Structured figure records
** begin **

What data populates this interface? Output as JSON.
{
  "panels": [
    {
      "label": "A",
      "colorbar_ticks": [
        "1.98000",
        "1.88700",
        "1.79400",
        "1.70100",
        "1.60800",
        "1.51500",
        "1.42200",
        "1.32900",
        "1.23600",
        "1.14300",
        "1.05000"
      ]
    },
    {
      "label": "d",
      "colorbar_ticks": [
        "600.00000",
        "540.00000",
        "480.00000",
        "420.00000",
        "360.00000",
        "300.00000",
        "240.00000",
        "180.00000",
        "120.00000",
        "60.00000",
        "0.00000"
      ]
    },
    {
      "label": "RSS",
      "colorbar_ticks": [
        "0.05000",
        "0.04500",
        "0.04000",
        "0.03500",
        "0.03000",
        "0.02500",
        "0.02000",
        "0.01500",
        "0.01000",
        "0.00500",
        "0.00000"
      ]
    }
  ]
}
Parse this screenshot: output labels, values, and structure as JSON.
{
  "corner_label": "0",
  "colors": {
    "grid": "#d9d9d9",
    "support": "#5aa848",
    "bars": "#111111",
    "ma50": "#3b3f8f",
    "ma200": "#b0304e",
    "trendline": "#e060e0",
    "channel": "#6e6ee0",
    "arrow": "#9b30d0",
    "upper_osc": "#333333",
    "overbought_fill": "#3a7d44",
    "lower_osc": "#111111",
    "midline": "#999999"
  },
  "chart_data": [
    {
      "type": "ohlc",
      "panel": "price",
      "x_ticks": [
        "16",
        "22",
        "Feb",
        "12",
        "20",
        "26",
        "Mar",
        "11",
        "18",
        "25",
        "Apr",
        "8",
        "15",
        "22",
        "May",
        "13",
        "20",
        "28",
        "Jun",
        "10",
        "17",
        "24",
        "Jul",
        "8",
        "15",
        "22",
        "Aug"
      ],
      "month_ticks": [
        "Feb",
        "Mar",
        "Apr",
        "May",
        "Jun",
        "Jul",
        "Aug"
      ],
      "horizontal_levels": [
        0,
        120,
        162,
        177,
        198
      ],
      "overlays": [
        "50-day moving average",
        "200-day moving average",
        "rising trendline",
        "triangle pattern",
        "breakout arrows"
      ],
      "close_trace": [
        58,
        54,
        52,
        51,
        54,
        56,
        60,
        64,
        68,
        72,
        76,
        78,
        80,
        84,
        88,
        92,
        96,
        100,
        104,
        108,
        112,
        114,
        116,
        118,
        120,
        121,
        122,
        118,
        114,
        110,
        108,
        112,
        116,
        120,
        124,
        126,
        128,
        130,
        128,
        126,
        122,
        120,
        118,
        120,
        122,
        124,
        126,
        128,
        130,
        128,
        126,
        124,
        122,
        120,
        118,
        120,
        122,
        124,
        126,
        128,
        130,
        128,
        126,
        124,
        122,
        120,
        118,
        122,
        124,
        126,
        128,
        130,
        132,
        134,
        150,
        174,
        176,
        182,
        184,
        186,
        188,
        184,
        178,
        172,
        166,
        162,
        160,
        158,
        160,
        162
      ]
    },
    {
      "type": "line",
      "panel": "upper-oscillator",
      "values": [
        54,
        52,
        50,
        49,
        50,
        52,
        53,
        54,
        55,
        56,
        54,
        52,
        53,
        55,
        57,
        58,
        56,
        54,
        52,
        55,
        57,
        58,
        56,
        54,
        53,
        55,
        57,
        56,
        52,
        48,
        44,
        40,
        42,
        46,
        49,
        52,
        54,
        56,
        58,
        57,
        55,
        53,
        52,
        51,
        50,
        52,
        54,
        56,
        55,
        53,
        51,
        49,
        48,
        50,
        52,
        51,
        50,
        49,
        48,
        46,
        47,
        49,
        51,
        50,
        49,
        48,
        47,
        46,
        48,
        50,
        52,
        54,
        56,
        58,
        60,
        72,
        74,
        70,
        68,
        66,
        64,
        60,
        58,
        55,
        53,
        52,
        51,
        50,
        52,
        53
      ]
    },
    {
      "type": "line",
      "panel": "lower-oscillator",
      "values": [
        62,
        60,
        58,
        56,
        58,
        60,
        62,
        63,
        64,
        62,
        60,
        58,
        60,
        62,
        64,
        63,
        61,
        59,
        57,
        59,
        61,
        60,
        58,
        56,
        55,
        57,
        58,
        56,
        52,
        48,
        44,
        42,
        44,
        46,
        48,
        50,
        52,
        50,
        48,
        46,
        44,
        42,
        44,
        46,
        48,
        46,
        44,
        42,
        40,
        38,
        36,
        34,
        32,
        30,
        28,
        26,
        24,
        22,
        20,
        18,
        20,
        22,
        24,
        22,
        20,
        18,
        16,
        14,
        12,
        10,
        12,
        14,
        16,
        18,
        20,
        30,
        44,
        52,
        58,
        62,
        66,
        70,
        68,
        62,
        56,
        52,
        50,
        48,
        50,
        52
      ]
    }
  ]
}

** end **

EXERCISE | Copy all the lines above that hold the string "this".

RIGHT ANSWER |
What data populates this interface? Output as JSON.
Parse this screenshot: output labels, values, and structure as JSON.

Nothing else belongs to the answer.